AIM OF THE TASK ->
Go through the records below line by line, counting those that contain the word "случае"; answer with the count only.

+ + +

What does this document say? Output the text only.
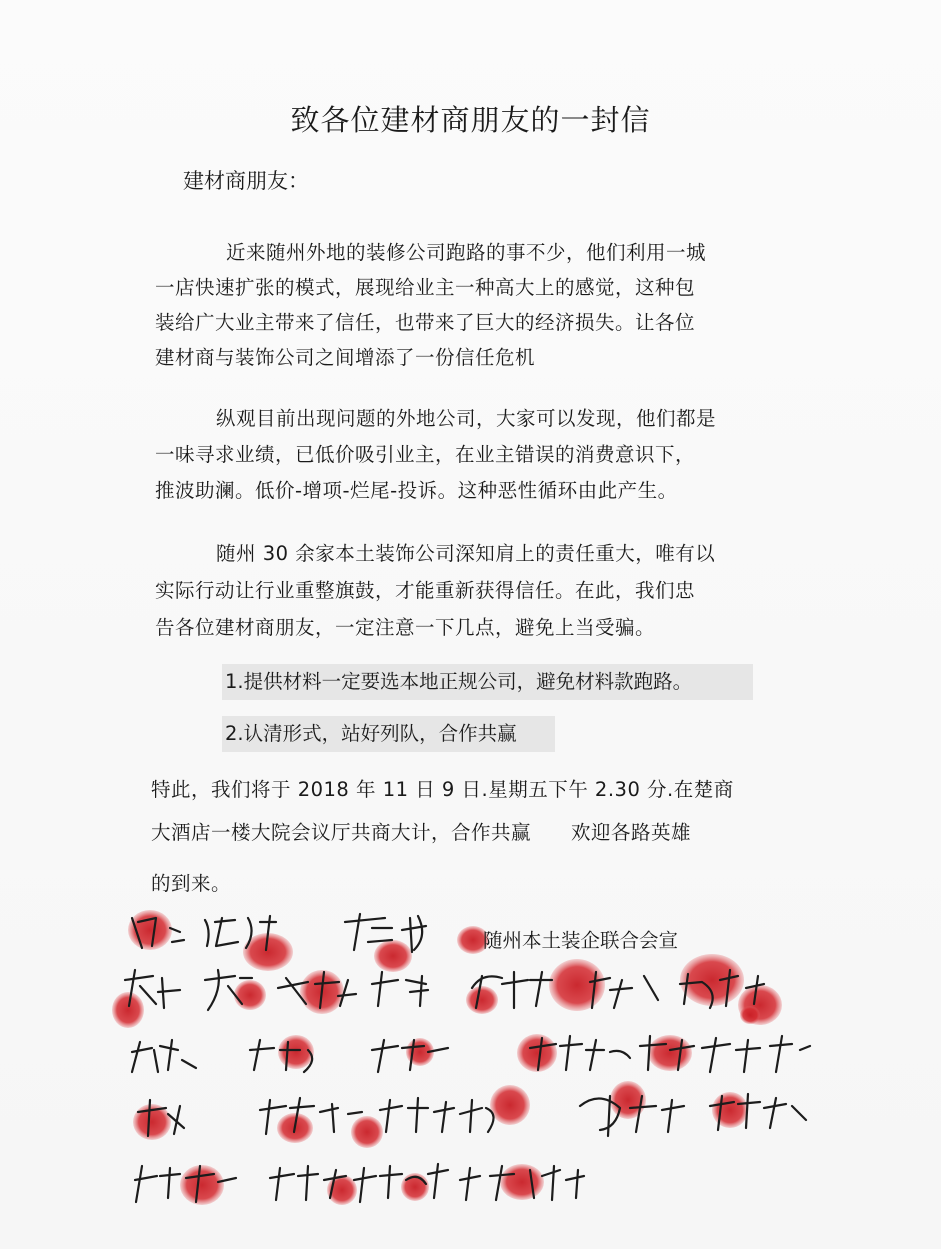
致各位建材商朋友的一封信
建材商朋友：
近来随州外地的装修公司跑路的事不少，他们利用一城
一店快速扩张的模式，展现给业主一种高大上的感觉，这种包
装给广大业主带来了信任，也带来了巨大的经济损失。让各位
建材商与装饰公司之间增添了一份信任危机
纵观目前出现问题的外地公司，大家可以发现，他们都是
一味寻求业绩，已低价吸引业主，在业主错误的消费意识下，
推波助澜。低价-增项-烂尾-投诉。这种恶性循环由此产生。
随州 30 余家本土装饰公司深知肩上的责任重大，唯有以
实际行动让行业重整旗鼓，才能重新获得信任。在此，我们忠
告各位建材商朋友，一定注意一下几点，避免上当受骗。
1.提供材料一定要选本地正规公司，避免材料款跑路。
2.认清形式，站好列队，合作共赢
特此，我们将于 2018 年 11 日 9 日.星期五下午 2.30 分.在楚商
大酒店一楼大院会议厅共商大计，合作共赢　　欢迎各路英雄
的到来。
随州本土装企联合会宣
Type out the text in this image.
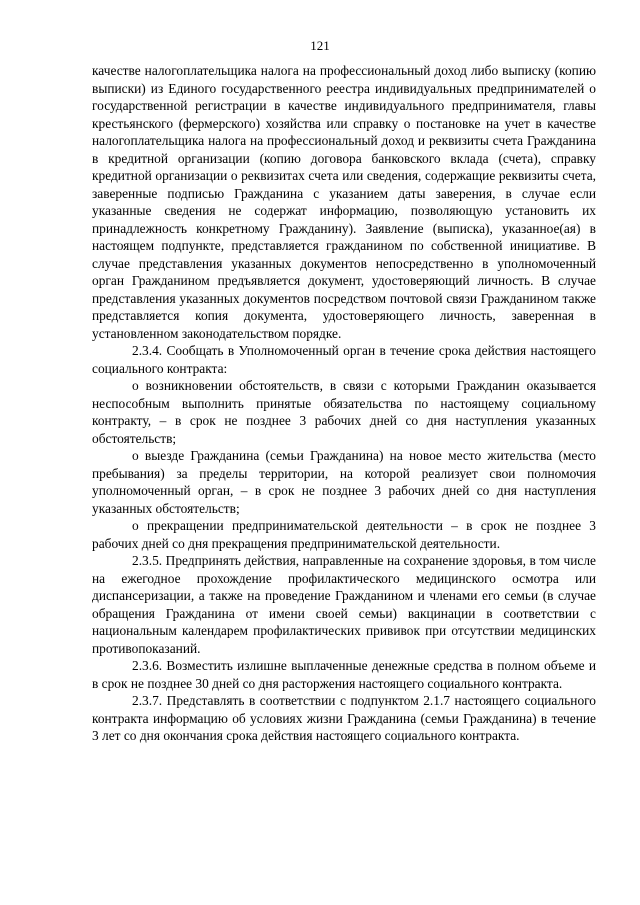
121

качестве налогоплательщика налога на профессиональный доход либо выписку (копию выписки) из Единого государственного реестра индивидуальных предпринимателей о государственной регистрации в качестве индивидуального предпринимателя, главы крестьянского (фермерского) хозяйства или справку о постановке на учет в качестве налогоплательщика налога на профессиональный доход и реквизиты счета Гражданина в кредитной организации (копию договора банковского вклада (счета), справку кредитной организации о реквизитах счета или сведения, содержащие реквизиты счета, заверенные подписью Гражданина с указанием даты заверения, в случае если указанные сведения не содержат информацию, позволяющую установить их принадлежность конкретному Гражданину). Заявление (выписка), указанное(ая) в настоящем подпункте, представляется гражданином по собственной инициативе. В случае представления указанных документов непосредственно в уполномоченный орган Гражданином предъявляется документ, удостоверяющий личность. В случае представления указанных документов посредством почтовой связи Гражданином также представляется копия документа, удостоверяющего личность, заверенная в установленном законодательством порядке.

2.3.4. Сообщать в Уполномоченный орган в течение срока действия настоящего социального контракта:

о возникновении обстоятельств, в связи с которыми Гражданин оказывается неспособным выполнить принятые обязательства по настоящему социальному контракту, – в срок не позднее 3 рабочих дней со дня наступления указанных обстоятельств;

о выезде Гражданина (семьи Гражданина) на новое место жительства (место пребывания) за пределы территории, на которой реализует свои полномочия уполномоченный орган, – в срок не позднее 3 рабочих дней со дня наступления указанных обстоятельств;

о прекращении предпринимательской деятельности – в срок не позднее 3 рабочих дней со дня прекращения предпринимательской деятельности.

2.3.5. Предпринять действия, направленные на сохранение здоровья, в том числе на ежегодное прохождение профилактического медицинского осмотра или диспансеризации, а также на проведение Гражданином и членами его семьи (в случае обращения Гражданина от имени своей семьи) вакцинации в соответствии с национальным календарем профилактических прививок при отсутствии медицинских противопоказаний.

2.3.6. Возместить излишне выплаченные денежные средства в полном объеме и в срок не позднее 30 дней со дня расторжения настоящего социального контракта.

2.3.7. Представлять в соответствии с подпунктом 2.1.7 настоящего социального контракта информацию об условиях жизни Гражданина (семьи Гражданина) в течение 3 лет со дня окончания срока действия настоящего социального контракта.
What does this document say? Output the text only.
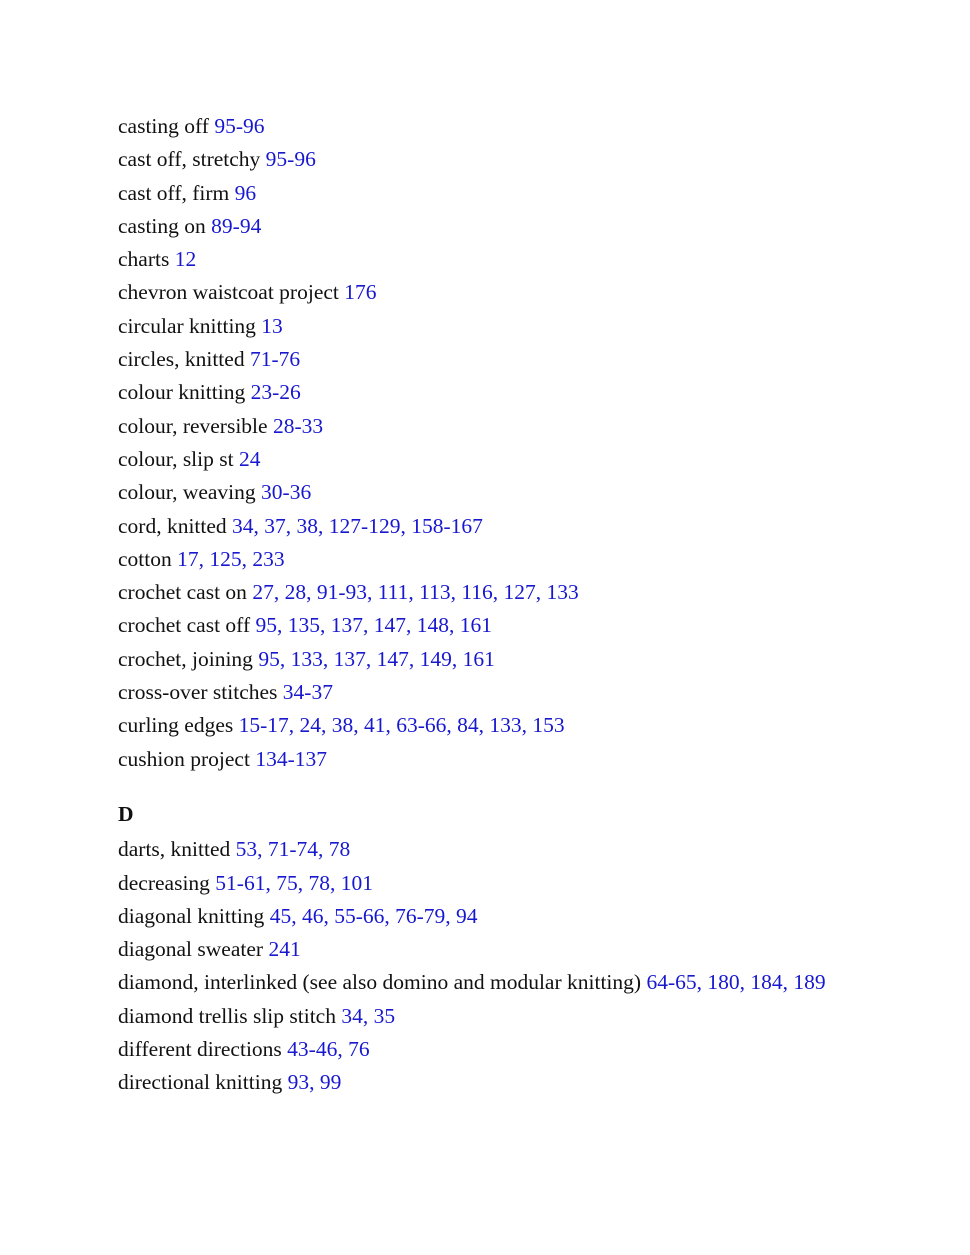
casting off 95-96
cast off, stretchy 95-96
cast off, firm 96
casting on 89-94
charts 12
chevron waistcoat project 176
circular knitting 13
circles, knitted 71-76
colour knitting 23-26
colour, reversible 28-33
colour, slip st 24
colour, weaving 30-36
cord, knitted 34, 37, 38, 127-129, 158-167
cotton 17, 125, 233
crochet cast on 27, 28, 91-93, 111, 113, 116, 127, 133
crochet cast off 95, 135, 137, 147, 148, 161
crochet, joining 95, 133, 137, 147, 149, 161
cross-over stitches 34-37
curling edges 15-17, 24, 38, 41, 63-66, 84, 133, 153
cushion project 134-137
D
darts, knitted 53, 71-74, 78
decreasing 51-61, 75, 78, 101
diagonal knitting 45, 46, 55-66, 76-79, 94
diagonal sweater 241
diamond, interlinked (see also domino and modular knitting) 64-65, 180, 184, 189
diamond trellis slip stitch 34, 35
different directions 43-46, 76
directional knitting 93, 99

+ + +

RESULT ->
2